A number of things happened in the 1990s – British tour conglomerates started buying Canadian tour companies. And then they started buying travel agencies and created vertical integrated companies that owned an airline, tour operator(s) and travel agencies.
This shift caused travel agencies to cry foul as there was concern the travel agencies owned by tour operators would get preferential pricing and commission. But generally, this turned out not to be the case. The tour operators had to ensure fairness, or they would lose support from the independent agency chains and consortia.
Around that time, some tour operators slowly started selling direct to the consumer which caused big protests from travel agents but in the end, it became clear that tour operators could only effectively service a small number of sales this way and the vast majority still came from travel agent.
The boldest move came in 2004 by a company called Go Travel Direct, started by Hugh and John Boyle from the U.K. With an aggressive marketing campaign aimed at travel agents, the company became a pariah. It subsequently failed to gain traction – but not without causing a major commotion in the industry.
* * * * * * *
WORK TASK A> In the passage on travel agencies and tour operators, who started Go Travel Direct?
WORK TASK B> Duplicate part of the passage on travel agencies and tour operators, beginning at the words "A number of" and stopping after "from travel agent.".

INFORMATION SHOWN>
* * * * * * *
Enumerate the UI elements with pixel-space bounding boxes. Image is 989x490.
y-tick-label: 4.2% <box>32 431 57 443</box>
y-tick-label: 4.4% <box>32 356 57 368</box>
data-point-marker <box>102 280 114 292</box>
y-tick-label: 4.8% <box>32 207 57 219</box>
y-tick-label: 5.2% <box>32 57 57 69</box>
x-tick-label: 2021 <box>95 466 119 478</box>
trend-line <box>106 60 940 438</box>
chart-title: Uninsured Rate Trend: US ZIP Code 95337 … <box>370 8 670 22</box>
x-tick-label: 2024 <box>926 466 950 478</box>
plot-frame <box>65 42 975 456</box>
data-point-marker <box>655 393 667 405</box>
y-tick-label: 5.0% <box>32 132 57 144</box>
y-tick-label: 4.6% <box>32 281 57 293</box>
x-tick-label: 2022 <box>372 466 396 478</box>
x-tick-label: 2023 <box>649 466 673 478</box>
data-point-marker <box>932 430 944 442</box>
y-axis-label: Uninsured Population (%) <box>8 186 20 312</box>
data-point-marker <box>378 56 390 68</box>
* * * * * * *
ANSWER SECTION A> Hugh and John Boyle from the U.K. started Go Travel Direct.

ANSWER SECTION B>
A number of things happened in the 1990s – British tour conglomerates started buying Canadian tour companies. And then they started buying travel agencies and created vertical integrated companies that owned an airline, tour operator(s) and travel agencies.
This shift caused travel agencies to cry foul as there was concern the travel agencies owned by tour operators would get preferential pricing and commission. But generally, this turned out not to be the case. The tour operators had to ensure fairness, or they would lose support from the independent agency chains and consortia.
Around that time, some tour operators slowly started selling direct to the consumer which caused big protests from travel agents but in the end, it became clear that tour operators could only effectively service a small number of sales this way and the vast majority still came from travel agent.